═══ Data rows ═══
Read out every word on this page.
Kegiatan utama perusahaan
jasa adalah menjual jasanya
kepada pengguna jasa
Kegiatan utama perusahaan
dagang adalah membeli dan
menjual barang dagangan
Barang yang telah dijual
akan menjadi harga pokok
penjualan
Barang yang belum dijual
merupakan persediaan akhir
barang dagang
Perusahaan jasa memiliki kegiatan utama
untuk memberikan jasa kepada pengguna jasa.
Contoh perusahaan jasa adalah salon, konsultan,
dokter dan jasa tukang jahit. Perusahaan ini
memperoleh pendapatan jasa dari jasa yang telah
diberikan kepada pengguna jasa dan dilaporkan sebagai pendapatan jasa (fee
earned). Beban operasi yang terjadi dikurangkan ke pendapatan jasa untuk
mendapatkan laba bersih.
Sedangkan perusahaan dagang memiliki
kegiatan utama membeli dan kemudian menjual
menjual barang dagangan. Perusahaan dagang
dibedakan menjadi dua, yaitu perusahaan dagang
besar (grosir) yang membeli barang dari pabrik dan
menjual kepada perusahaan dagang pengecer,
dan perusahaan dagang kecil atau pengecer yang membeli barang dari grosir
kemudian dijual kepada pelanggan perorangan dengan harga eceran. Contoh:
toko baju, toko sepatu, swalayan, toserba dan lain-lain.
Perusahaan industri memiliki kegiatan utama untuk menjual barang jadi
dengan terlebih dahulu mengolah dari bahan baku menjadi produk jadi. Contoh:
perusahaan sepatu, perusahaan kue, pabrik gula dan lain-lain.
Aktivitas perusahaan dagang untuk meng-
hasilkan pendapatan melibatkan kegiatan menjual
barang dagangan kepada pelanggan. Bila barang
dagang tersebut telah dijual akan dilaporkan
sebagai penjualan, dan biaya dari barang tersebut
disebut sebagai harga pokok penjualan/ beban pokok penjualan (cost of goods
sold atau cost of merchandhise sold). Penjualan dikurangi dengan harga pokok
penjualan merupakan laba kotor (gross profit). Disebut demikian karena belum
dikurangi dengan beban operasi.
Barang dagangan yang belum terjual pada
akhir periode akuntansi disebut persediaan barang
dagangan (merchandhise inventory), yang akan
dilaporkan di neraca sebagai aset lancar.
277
═══
Aim of the task
Write all of the records out again exactly.

Worked solution
Read out every word on this page.
Kegiatan utama perusahaan
jasa adalah menjual jasanya
kepada pengguna jasa
Kegiatan utama perusahaan
dagang adalah membeli dan
menjual barang dagangan
Barang yang telah dijual
akan menjadi harga pokok
penjualan
Barang yang belum dijual
merupakan persediaan akhir
barang dagang
Perusahaan jasa memiliki kegiatan utama
untuk memberikan jasa kepada pengguna jasa.
Contoh perusahaan jasa adalah salon, konsultan,
dokter dan jasa tukang jahit. Perusahaan ini
memperoleh pendapatan jasa dari jasa yang telah
diberikan kepada pengguna jasa dan dilaporkan sebagai pendapatan jasa (fee
earned). Beban operasi yang terjadi dikurangkan ke pendapatan jasa untuk
mendapatkan laba bersih.
Sedangkan perusahaan dagang memiliki
kegiatan utama membeli dan kemudian menjual
menjual barang dagangan. Perusahaan dagang
dibedakan menjadi dua, yaitu perusahaan dagang
besar (grosir) yang membeli barang dari pabrik dan
menjual kepada perusahaan dagang pengecer,
dan perusahaan dagang kecil atau pengecer yang membeli barang dari grosir
kemudian dijual kepada pelanggan perorangan dengan harga eceran. Contoh:
toko baju, toko sepatu, swalayan, toserba dan lain-lain.
Perusahaan industri memiliki kegiatan utama untuk menjual barang jadi
dengan terlebih dahulu mengolah dari bahan baku menjadi produk jadi. Contoh:
perusahaan sepatu, perusahaan kue, pabrik gula dan lain-lain.
Aktivitas perusahaan dagang untuk meng-
hasilkan pendapatan melibatkan kegiatan menjual
barang dagangan kepada pelanggan. Bila barang
dagang tersebut telah dijual akan dilaporkan
sebagai penjualan, dan biaya dari barang tersebut
disebut sebagai harga pokok penjualan/ beban pokok penjualan (cost of goods
sold atau cost of merchandhise sold). Penjualan dikurangi dengan harga pokok
penjualan merupakan laba kotor (gross profit). Disebut demikian karena belum
dikurangi dengan beban operasi.
Barang dagangan yang belum terjual pada
akhir periode akuntansi disebut persediaan barang
dagangan (merchandhise inventory), yang akan
dilaporkan di neraca sebagai aset lancar.
277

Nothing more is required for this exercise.